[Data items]
···

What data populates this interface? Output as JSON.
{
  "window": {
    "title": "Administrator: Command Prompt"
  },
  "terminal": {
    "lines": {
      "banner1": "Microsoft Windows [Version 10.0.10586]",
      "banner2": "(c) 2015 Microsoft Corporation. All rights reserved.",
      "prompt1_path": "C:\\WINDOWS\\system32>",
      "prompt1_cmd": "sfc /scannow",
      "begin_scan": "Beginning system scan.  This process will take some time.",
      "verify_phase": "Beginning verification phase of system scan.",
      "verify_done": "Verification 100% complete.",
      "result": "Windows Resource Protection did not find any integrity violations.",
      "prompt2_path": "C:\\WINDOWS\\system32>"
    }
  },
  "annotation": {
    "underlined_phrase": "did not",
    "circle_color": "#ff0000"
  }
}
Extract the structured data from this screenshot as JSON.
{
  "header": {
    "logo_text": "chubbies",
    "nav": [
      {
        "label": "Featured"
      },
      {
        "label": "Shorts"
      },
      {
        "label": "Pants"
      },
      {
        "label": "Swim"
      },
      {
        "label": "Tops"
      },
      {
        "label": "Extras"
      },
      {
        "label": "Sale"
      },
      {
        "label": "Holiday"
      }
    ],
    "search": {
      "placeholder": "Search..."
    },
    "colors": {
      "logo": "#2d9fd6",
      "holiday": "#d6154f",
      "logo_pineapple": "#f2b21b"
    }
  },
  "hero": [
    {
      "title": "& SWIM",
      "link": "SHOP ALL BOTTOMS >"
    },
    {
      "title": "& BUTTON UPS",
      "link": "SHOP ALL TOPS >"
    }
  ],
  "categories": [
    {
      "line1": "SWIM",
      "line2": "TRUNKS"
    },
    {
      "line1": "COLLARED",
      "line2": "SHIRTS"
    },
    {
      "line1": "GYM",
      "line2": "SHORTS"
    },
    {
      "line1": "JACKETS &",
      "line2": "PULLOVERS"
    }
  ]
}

···

Where a line holds the string "Microsoft", copy that line.

SOLUTION BELOW —
      "banner1": "Microsoft Windows [Version 10.0.10586]",
      "banner2": "(c) 2015 Microsoft Corporation. All rights reserved.",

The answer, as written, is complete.